> _Data excerpts_
--- BEGIN ---

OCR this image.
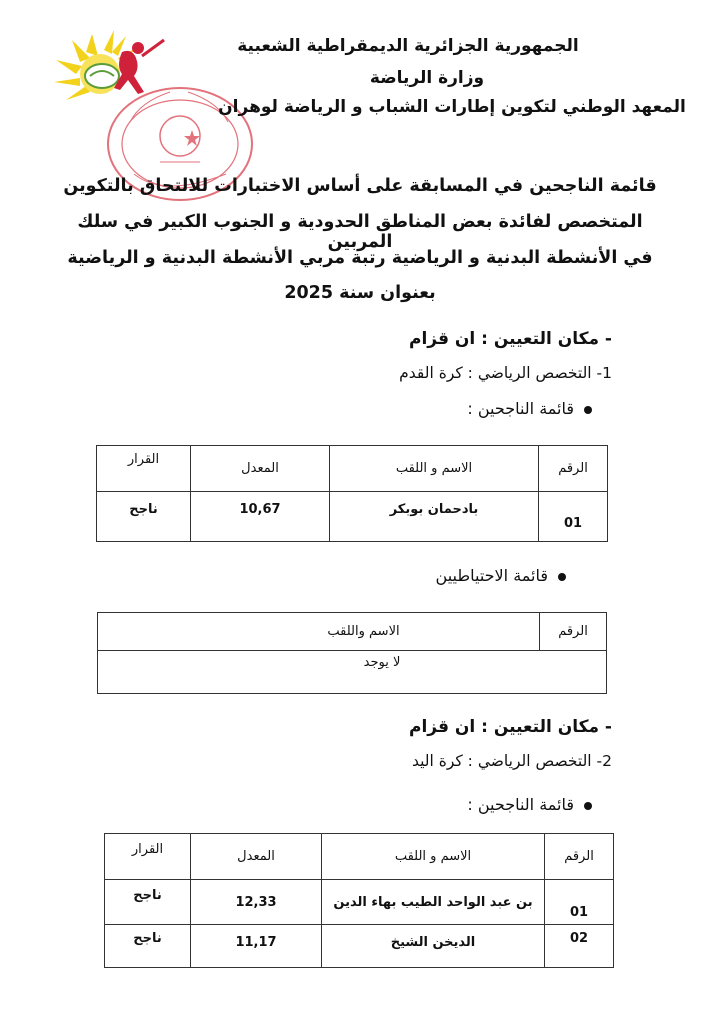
الجمهورية الجزائرية الديمقراطية الشعبية
وزارة الرياضة
المعهد الوطني لتكوين إطارات الشباب و الرياضة لوهران
قائمة الناجحين في المسابقة على أساس الاختبارات للالتحاق بالتكوين
المتخصص لفائدة بعض المناطق الحدودية و الجنوب الكبير في سلك المربين
في الأنشطة البدنية و الرياضية رتبة مربي الأنشطة البدنية و الرياضية
بعنوان سنة 2025
- مكان التعيين : ان قزام
1- التخصص الرياضي : كرة القدم
قائمة الناجحين :
الرقم	الاسم و اللقب	المعدل	القرار
01	بادحمان بوبكر	10,67	ناجح
قائمة الاحتياطيين
الرقم	الاسم واللقب
لا يوجد
- مكان التعيين : ان قزام
2- التخصص الرياضي : كرة اليد
قائمة الناجحين :
الرقم	الاسم و اللقب	المعدل	القرار
01	بن عبد الواحد الطيب بهاء الدين	12,33	ناجح
02	الديخن الشيخ	11,17	ناجح
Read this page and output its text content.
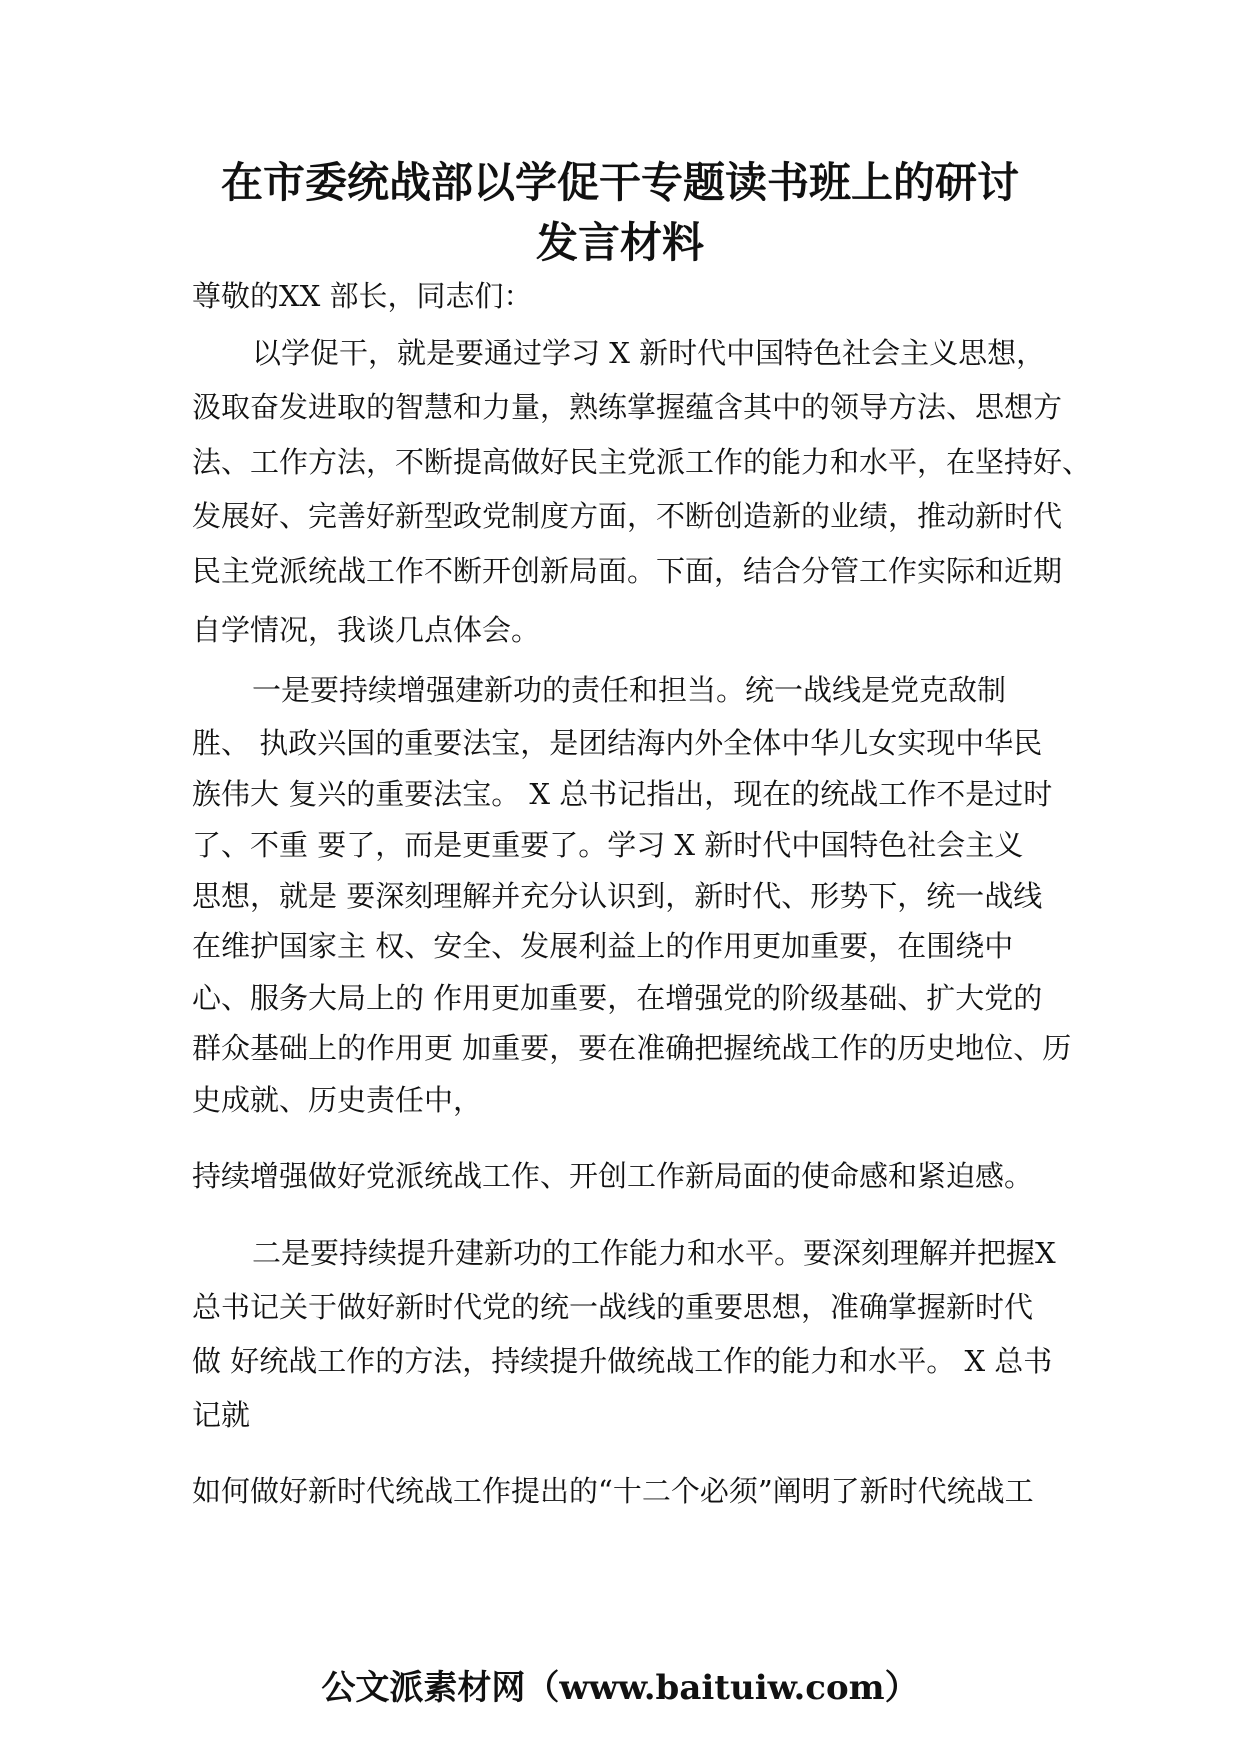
在市委统战部以学促干专题读书班上的研讨
发言材料
尊敬的XX 部长，同志们：
以学促干，就是要通过学习 X 新时代中国特色社会主义思想，
汲取奋发进取的智慧和力量，熟练掌握蕴含其中的领导方法、思想方
法、工作方法，不断提高做好民主党派工作的能力和水平，在坚持好、
发展好、完善好新型政党制度方面，不断创造新的业绩，推动新时代
民主党派统战工作不断开创新局面。下面，结合分管工作实际和近期
自学情况，我谈几点体会。
一是要持续增强建新功的责任和担当。统一战线是党克敌制
胜、 执政兴国的重要法宝，是团结海内外全体中华儿女实现中华民
族伟大 复兴的重要法宝。 X 总书记指出，现在的统战工作不是过时
了、不重 要了，而是更重要了。学习 X 新时代中国特色社会主义
思想，就是 要深刻理解并充分认识到，新时代、形势下，统一战线
在维护国家主 权、安全、发展利益上的作用更加重要，在围绕中
心、服务大局上的 作用更加重要，在增强党的阶级基础、扩大党的
群众基础上的作用更 加重要，要在准确把握统战工作的历史地位、历
史成就、历史责任中，
持续增强做好党派统战工作、开创工作新局面的使命感和紧迫感。
二是要持续提升建新功的工作能力和水平。要深刻理解并把握X
总书记关于做好新时代党的统一战线的重要思想，准确掌握新时代
做 好统战工作的方法，持续提升做统战工作的能力和水平。 X 总书
记就
如何做好新时代统战工作提出的“十二个必须”阐明了新时代统战工
公文派素材网（www.baituiw.com）
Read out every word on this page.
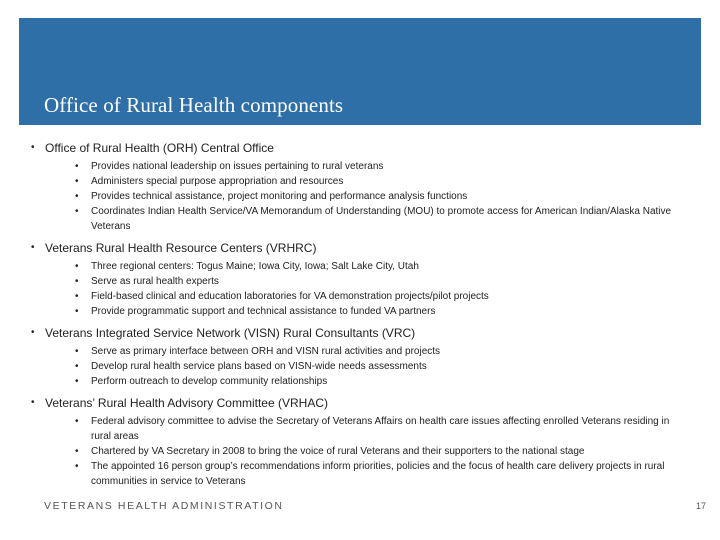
Office of Rural Health components
• Office of Rural Health (ORH) Central Office
•	Provides national leadership on issues pertaining to rural veterans
•	Administers special purpose appropriation and resources
•	Provides technical assistance, project monitoring and performance analysis functions
•	Coordinates Indian Health Service/VA Memorandum of Understanding (MOU) to promote access for American Indian/Alaska Native Veterans
• Veterans Rural Health Resource Centers (VRHRC)
•	Three regional centers: Togus Maine; Iowa City, Iowa; Salt Lake City, Utah
•	Serve as rural health experts
•	Field-based clinical and education laboratories for VA demonstration projects/pilot projects
•	Provide programmatic support and technical assistance to funded VA partners
• Veterans Integrated Service Network (VISN) Rural Consultants (VRC)
•	Serve as primary interface between ORH and VISN rural activities and projects
•	Develop rural health service plans based on VISN-wide needs assessments
•	Perform outreach to develop community relationships
• Veterans’ Rural Health Advisory Committee (VRHAC)
•	Federal advisory committee to advise the Secretary of Veterans Affairs on health care issues affecting enrolled Veterans residing in rural areas
•	Chartered by VA Secretary in 2008 to bring the voice of rural Veterans and their supporters to the national stage
•	The appointed 16 person group’s recommendations inform priorities, policies and the focus of health care delivery projects in rural communities in service to Veterans
VETERANS HEALTH ADMINISTRATION	17
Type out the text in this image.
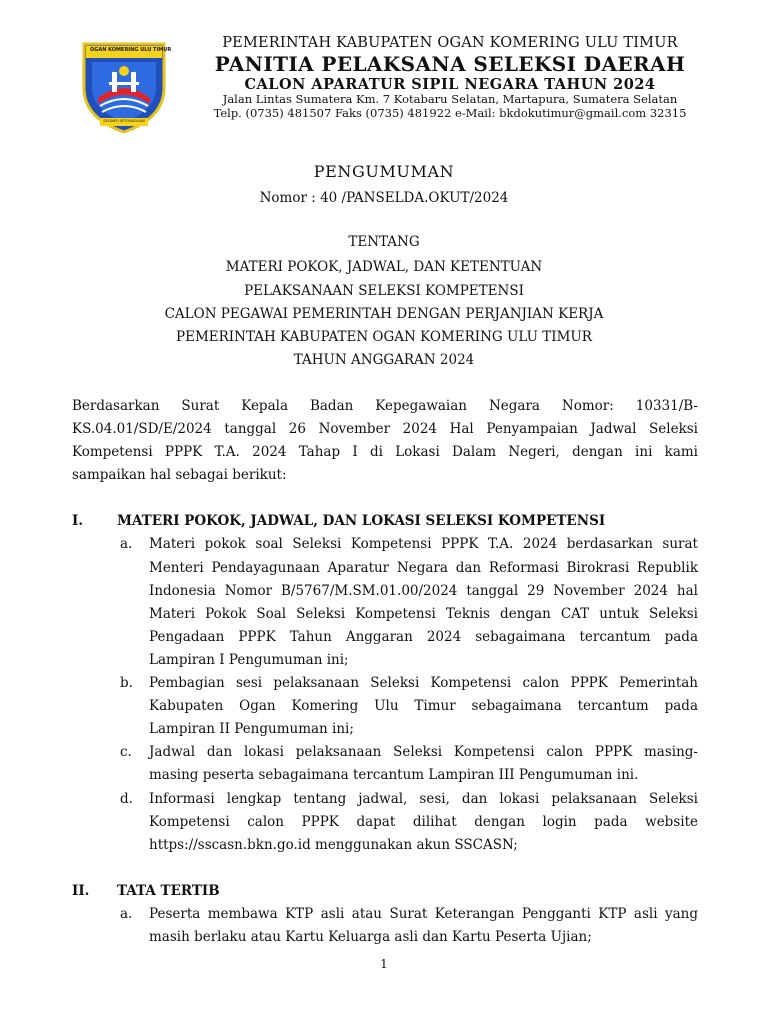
OGAN KOMERING ULU TIMUR
SEGANTI SETUNGGUAN
PEMERINTAH KABUPATEN OGAN KOMERING ULU TIMUR
PANITIA PELAKSANA SELEKSI DAERAH
CALON APARATUR SIPIL NEGARA TAHUN 2024
Jalan Lintas Sumatera Km. 7 Kotabaru Selatan, Martapura, Sumatera Selatan
Telp. (0735) 481507 Faks (0735) 481922 e-Mail: bkdokutimur@gmail.com 32315
PENGUMUMAN
Nomor : 40 /PANSELDA.OKUT/2024
TENTANG
MATERI POKOK, JADWAL, DAN KETENTUAN
PELAKSANAAN SELEKSI KOMPETENSI
CALON PEGAWAI PEMERINTAH DENGAN PERJANJIAN KERJA
PEMERINTAH KABUPATEN OGAN KOMERING ULU TIMUR
TAHUN ANGGARAN 2024
Berdasarkan Surat Kepala Badan Kepegawaian Negara Nomor: 10331/B-
KS.04.01/SD/E/2024 tanggal 26 November 2024 Hal Penyampaian Jadwal Seleksi
Kompetensi PPPK T.A. 2024 Tahap I di Lokasi Dalam Negeri, dengan ini kami
sampaikan hal sebagai berikut:
I.	MATERI POKOK, JADWAL, DAN LOKASI SELEKSI KOMPETENSI
a. Materi pokok soal Seleksi Kompetensi PPPK T.A. 2024 berdasarkan surat
Menteri Pendayagunaan Aparatur Negara dan Reformasi Birokrasi Republik
Indonesia Nomor B/5767/M.SM.01.00/2024 tanggal 29 November 2024 hal
Materi Pokok Soal Seleksi Kompetensi Teknis dengan CAT untuk Seleksi
Pengadaan PPPK Tahun Anggaran 2024 sebagaimana tercantum pada
Lampiran I Pengumuman ini;
b. Pembagian sesi pelaksanaan Seleksi Kompetensi calon PPPK Pemerintah
Kabupaten Ogan Komering Ulu Timur sebagaimana tercantum pada
Lampiran II Pengumuman ini;
c. Jadwal dan lokasi pelaksanaan Seleksi Kompetensi calon PPPK masing-
masing peserta sebagaimana tercantum Lampiran III Pengumuman ini.
d. Informasi lengkap tentang jadwal, sesi, dan lokasi pelaksanaan Seleksi
Kompetensi calon PPPK dapat dilihat dengan login pada website
https://sscasn.bkn.go.id menggunakan akun SSCASN;
II. TATA TERTIB
a. Peserta membawa KTP asli atau Surat Keterangan Pengganti KTP asli yang
masih berlaku atau Kartu Keluarga asli dan Kartu Peserta Ujian;
1
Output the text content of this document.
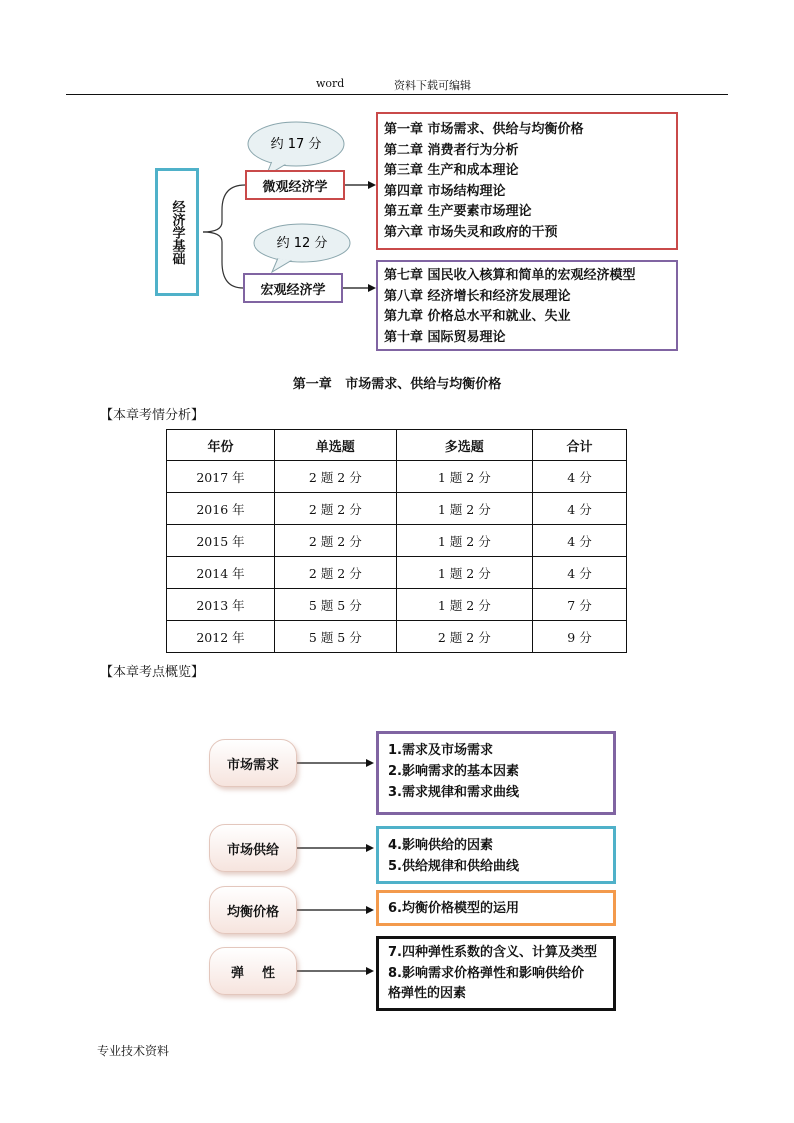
word	资料下载可编辑
约 17 分
约 12 分
经济学基础
微观经济学
宏观经济学
第一章 市场需求、供给与均衡价格
第二章 消费者行为分析
第三章 生产和成本理论
第四章 市场结构理论
第五章 生产要素市场理论
第六章 市场失灵和政府的干预
第七章 国民收入核算和简单的宏观经济模型
第八章 经济增长和经济发展理论
第九章 价格总水平和就业、失业
第十章 国际贸易理论
第一章   市场需求、供给与均衡价格
【本章考情分析】
年份	单选题	多选题	合计
2017 年	2 题 2 分	1 题 2 分	4 分
2016 年	2 题 2 分	1 题 2 分	4 分
2015 年	2 题 2 分	1 题 2 分	4 分
2014 年	2 题 2 分	1 题 2 分	4 分
2013 年	5 题 5 分	1 题 2 分	7 分
2012 年	5 题 5 分	2 题 2 分	9 分
【本章考点概览】
市场需求
市场供给
均衡价格
弹    性
1.需求及市场需求
2.影响需求的基本因素
3.需求规律和需求曲线
4.影响供给的因素
5.供给规律和供给曲线
6.均衡价格模型的运用
7.四种弹性系数的含义、计算及类型
8.影响需求价格弹性和影响供给价
格弹性的因素
专业技术资料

--- END ---

Search the lines above for the string "tercantum" and copy each line that has it.

> _Expected answer_
Pengadaan PPPK Tahun Anggaran 2024 sebagaimana tercantum pada
Kabupaten Ogan Komering Ulu Timur sebagaimana tercantum pada
masing peserta sebagaimana tercantum Lampiran III Pengumuman ini.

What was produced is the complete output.